The request:
Scan the entries below for the word "отдельным". Copy each line that has it.

* Start Items *

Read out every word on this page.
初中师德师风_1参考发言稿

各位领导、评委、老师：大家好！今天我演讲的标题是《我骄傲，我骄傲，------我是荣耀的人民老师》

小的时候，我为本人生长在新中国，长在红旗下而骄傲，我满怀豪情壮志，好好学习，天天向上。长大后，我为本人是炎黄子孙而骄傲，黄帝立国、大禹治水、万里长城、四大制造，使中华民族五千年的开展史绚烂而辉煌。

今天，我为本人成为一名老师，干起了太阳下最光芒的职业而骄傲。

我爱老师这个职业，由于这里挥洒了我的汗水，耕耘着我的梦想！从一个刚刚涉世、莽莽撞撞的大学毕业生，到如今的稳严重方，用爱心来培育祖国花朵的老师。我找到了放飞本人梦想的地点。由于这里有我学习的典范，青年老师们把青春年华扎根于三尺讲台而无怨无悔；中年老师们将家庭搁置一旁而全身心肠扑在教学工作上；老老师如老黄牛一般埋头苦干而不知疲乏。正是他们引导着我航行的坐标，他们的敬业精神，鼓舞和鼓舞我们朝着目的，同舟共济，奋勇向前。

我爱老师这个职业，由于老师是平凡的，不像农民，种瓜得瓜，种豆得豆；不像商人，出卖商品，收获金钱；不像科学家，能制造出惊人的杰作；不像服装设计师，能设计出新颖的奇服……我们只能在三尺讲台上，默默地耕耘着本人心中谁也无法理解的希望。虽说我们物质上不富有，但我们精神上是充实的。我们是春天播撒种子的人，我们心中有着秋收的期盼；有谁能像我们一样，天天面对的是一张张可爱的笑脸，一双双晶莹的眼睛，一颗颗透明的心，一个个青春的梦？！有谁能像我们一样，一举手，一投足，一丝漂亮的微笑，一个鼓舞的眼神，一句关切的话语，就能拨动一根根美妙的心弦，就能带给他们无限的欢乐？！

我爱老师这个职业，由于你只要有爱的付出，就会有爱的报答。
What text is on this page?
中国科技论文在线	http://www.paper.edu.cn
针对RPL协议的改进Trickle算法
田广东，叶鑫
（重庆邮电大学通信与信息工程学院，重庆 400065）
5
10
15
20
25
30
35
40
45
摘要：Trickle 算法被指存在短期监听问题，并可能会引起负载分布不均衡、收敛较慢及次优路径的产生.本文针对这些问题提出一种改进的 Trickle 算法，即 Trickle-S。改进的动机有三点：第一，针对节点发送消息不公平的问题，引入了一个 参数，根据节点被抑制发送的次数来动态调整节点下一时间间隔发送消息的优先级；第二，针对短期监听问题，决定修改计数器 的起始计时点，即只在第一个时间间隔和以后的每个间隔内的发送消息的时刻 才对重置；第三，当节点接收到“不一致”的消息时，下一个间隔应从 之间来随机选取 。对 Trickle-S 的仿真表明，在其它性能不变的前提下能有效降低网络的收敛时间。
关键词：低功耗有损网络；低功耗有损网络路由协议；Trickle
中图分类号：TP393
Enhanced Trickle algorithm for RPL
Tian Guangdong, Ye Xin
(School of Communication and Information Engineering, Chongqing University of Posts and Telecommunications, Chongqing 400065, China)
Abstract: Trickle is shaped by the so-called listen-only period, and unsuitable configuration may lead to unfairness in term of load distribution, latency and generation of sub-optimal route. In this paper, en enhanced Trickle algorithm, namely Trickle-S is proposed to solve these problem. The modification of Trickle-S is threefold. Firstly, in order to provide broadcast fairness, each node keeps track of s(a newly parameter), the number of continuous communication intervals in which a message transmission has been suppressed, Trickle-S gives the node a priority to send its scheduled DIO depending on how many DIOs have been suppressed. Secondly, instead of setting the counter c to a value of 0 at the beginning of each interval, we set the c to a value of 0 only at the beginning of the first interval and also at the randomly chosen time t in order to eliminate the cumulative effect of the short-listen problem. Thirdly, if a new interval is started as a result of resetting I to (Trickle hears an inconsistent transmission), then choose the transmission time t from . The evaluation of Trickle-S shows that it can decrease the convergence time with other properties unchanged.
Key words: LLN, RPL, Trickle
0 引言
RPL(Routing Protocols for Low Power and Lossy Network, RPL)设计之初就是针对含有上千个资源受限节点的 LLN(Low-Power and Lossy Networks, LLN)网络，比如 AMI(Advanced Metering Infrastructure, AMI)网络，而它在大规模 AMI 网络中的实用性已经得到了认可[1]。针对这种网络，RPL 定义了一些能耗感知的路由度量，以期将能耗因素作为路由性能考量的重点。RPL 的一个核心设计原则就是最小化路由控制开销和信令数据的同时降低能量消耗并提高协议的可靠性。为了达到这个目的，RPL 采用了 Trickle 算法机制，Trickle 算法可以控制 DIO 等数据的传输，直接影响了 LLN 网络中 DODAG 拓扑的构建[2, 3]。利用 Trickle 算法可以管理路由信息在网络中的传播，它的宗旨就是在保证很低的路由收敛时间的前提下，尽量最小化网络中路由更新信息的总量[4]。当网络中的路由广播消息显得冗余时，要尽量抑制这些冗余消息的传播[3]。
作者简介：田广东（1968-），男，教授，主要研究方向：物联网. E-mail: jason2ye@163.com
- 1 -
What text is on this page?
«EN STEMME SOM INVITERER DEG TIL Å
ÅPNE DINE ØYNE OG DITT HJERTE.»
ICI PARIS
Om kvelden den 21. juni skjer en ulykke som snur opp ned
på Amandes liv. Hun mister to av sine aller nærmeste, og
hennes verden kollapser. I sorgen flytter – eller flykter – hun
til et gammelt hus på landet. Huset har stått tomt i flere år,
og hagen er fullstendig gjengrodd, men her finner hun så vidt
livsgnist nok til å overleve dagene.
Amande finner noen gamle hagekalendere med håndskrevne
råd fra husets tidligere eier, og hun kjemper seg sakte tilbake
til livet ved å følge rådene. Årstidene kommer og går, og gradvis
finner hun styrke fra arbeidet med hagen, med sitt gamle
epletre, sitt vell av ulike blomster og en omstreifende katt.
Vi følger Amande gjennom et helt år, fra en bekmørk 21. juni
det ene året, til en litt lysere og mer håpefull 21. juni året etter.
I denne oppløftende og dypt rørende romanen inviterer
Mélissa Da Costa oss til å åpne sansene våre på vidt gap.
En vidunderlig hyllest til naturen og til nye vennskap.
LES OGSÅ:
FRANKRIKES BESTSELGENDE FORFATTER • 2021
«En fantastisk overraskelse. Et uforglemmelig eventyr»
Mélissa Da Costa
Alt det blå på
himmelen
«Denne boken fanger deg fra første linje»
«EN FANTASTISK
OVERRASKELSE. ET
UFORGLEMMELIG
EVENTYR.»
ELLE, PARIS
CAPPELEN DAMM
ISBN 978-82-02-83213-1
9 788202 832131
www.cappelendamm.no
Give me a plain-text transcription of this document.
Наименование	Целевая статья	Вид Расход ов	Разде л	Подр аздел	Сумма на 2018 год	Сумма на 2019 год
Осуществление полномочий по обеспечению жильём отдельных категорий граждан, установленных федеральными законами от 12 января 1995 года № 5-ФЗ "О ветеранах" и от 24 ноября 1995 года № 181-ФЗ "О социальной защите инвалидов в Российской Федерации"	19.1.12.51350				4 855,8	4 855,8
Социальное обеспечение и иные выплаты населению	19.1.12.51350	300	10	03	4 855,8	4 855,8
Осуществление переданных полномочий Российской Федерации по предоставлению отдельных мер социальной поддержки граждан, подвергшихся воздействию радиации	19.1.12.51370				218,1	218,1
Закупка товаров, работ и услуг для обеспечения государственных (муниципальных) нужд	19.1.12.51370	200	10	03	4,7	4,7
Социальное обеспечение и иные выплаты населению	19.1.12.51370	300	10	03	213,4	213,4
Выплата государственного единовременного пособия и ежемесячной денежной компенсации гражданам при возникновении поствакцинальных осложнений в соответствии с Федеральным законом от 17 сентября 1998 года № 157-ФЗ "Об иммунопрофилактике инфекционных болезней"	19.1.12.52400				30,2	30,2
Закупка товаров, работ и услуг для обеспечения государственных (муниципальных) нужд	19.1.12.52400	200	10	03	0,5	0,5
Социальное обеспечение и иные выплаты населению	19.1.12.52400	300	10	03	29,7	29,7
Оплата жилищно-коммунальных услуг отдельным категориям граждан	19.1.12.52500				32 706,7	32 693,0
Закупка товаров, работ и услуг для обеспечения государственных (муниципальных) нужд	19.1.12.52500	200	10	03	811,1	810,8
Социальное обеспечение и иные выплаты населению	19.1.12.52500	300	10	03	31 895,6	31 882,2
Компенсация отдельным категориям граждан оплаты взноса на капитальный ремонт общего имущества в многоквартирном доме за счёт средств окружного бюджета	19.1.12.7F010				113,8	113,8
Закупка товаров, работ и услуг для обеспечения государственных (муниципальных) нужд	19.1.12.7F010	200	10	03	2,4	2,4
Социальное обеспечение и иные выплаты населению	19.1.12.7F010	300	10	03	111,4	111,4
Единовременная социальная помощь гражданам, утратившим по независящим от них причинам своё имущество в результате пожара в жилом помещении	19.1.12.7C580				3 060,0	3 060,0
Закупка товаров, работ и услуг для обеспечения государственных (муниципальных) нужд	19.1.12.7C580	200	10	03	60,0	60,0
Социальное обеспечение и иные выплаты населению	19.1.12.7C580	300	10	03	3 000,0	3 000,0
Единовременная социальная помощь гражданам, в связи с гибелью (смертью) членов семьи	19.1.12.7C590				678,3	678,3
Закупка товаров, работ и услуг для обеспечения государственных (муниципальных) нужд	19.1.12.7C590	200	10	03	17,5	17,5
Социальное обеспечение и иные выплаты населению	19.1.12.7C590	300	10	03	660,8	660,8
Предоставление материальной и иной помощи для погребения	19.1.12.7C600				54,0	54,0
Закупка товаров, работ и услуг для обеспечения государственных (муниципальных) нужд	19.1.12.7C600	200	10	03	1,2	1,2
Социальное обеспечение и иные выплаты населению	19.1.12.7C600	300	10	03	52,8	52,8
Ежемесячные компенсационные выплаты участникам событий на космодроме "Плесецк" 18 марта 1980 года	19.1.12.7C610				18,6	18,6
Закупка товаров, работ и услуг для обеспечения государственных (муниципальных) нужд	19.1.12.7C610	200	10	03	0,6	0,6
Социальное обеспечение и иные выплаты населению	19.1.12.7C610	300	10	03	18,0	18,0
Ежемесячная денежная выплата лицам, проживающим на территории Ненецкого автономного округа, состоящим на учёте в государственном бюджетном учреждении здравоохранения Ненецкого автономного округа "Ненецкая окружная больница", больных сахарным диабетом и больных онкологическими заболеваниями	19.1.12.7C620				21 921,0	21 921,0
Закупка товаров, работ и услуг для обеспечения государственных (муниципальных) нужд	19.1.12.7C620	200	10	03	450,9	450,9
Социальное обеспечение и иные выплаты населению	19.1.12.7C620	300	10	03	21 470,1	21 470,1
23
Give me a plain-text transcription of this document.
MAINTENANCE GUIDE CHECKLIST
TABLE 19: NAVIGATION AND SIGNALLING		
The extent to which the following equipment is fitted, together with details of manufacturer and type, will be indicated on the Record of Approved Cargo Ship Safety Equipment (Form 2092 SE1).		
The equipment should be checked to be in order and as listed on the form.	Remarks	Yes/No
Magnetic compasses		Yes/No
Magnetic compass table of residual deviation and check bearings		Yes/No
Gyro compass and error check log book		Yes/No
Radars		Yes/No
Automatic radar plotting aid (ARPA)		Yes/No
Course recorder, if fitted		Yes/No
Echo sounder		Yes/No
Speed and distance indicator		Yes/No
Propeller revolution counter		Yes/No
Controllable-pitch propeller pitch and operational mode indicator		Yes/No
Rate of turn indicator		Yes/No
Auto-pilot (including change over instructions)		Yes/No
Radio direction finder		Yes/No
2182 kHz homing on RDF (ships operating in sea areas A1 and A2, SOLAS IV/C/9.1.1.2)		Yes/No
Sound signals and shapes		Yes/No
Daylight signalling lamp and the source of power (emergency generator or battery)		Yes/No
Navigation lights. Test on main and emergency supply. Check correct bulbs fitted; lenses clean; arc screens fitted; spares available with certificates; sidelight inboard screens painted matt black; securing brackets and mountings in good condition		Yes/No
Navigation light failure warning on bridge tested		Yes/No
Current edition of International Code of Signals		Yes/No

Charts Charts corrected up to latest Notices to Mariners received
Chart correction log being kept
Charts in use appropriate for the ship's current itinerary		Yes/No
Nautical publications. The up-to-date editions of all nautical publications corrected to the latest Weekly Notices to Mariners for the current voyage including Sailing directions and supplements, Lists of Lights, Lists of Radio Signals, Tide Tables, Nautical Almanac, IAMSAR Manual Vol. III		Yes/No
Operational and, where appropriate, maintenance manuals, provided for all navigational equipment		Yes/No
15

* End Items *

Solution below:
Оплата жилищно-коммунальных услуг отдельным категориям граждан	19.1.12.52500				32 706,7	32 693,0
Компенсация отдельным категориям граждан оплаты взноса на капитальный ремонт общего имущества в многоквартирном доме за счёт средств окружного бюджета	19.1.12.7F010				113,8	113,8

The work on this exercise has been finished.